> Brief
Pull out the lines from the start of the records through the line containing "chart2-y-tick-label: 80% [122,696,158,716]", and copy them unchanged.

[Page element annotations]
###

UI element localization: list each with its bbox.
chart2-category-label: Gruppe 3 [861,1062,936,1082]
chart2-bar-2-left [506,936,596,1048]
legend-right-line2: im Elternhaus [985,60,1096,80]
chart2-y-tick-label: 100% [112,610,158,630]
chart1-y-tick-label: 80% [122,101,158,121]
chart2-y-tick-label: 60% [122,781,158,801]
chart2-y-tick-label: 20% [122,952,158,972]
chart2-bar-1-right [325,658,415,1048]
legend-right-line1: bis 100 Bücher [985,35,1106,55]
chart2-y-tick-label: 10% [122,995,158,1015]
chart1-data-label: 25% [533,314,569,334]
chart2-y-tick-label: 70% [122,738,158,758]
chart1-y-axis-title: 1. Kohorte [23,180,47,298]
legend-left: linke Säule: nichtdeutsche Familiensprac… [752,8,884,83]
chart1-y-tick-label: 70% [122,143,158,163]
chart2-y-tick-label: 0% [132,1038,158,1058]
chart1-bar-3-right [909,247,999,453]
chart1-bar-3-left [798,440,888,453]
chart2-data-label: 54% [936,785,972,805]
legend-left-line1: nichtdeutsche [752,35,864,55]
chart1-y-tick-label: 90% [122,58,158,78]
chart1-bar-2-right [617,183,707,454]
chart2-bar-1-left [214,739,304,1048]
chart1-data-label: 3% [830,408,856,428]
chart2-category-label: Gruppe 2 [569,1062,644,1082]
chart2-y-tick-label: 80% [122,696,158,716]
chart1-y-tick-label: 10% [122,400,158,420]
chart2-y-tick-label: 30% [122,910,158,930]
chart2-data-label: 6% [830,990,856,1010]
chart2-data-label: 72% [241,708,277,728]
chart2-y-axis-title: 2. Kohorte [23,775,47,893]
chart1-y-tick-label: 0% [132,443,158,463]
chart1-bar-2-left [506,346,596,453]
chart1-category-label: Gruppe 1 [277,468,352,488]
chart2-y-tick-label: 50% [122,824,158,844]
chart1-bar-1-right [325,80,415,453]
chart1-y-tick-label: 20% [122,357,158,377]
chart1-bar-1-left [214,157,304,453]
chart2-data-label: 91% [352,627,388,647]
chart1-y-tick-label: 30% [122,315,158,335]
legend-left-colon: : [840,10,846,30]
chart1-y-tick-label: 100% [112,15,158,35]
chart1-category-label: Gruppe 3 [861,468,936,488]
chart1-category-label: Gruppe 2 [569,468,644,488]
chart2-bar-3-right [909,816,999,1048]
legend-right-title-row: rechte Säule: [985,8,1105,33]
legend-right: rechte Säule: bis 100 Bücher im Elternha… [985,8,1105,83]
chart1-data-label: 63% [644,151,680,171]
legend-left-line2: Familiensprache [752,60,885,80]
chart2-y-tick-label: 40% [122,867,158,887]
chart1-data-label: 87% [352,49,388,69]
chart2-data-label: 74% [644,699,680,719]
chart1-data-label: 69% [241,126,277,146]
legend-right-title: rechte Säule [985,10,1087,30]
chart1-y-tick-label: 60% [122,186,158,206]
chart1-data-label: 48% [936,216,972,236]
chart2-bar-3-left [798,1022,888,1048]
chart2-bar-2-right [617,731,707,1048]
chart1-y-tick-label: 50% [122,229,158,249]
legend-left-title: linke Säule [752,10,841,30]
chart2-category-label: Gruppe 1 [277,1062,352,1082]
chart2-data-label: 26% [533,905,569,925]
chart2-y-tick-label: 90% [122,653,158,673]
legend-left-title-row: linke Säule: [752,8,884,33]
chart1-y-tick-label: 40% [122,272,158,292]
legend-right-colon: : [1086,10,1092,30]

###

> Solution to the exercise
UI element localization: list each with its bbox.
chart2-category-label: Gruppe 3 [861,1062,936,1082]
chart2-bar-2-left [506,936,596,1048]
legend-right-line2: im Elternhaus [985,60,1096,80]
chart2-y-tick-label: 100% [112,610,158,630]
chart1-y-tick-label: 80% [122,101,158,121]
chart2-y-tick-label: 60% [122,781,158,801]
chart2-y-tick-label: 20% [122,952,158,972]
chart2-bar-1-right [325,658,415,1048]
legend-right-line1: bis 100 Bücher [985,35,1106,55]
chart2-y-tick-label: 10% [122,995,158,1015]
chart1-data-label: 25% [533,314,569,334]
chart2-y-tick-label: 70% [122,738,158,758]
chart1-y-axis-title: 1. Kohorte [23,180,47,298]
legend-left: linke Säule: nichtdeutsche Familiensprac… [752,8,884,83]
chart1-y-tick-label: 70% [122,143,158,163]
chart2-y-tick-label: 0% [132,1038,158,1058]
chart1-bar-3-right [909,247,999,453]
chart1-bar-3-left [798,440,888,453]
chart2-data-label: 54% [936,785,972,805]
legend-left-line1: nichtdeutsche [752,35,864,55]
chart1-y-tick-label: 90% [122,58,158,78]
chart1-bar-2-right [617,183,707,454]
chart2-bar-1-left [214,739,304,1048]
chart1-data-label: 3% [830,408,856,428]
chart2-category-label: Gruppe 2 [569,1062,644,1082]
chart2-y-tick-label: 80% [122,696,158,716]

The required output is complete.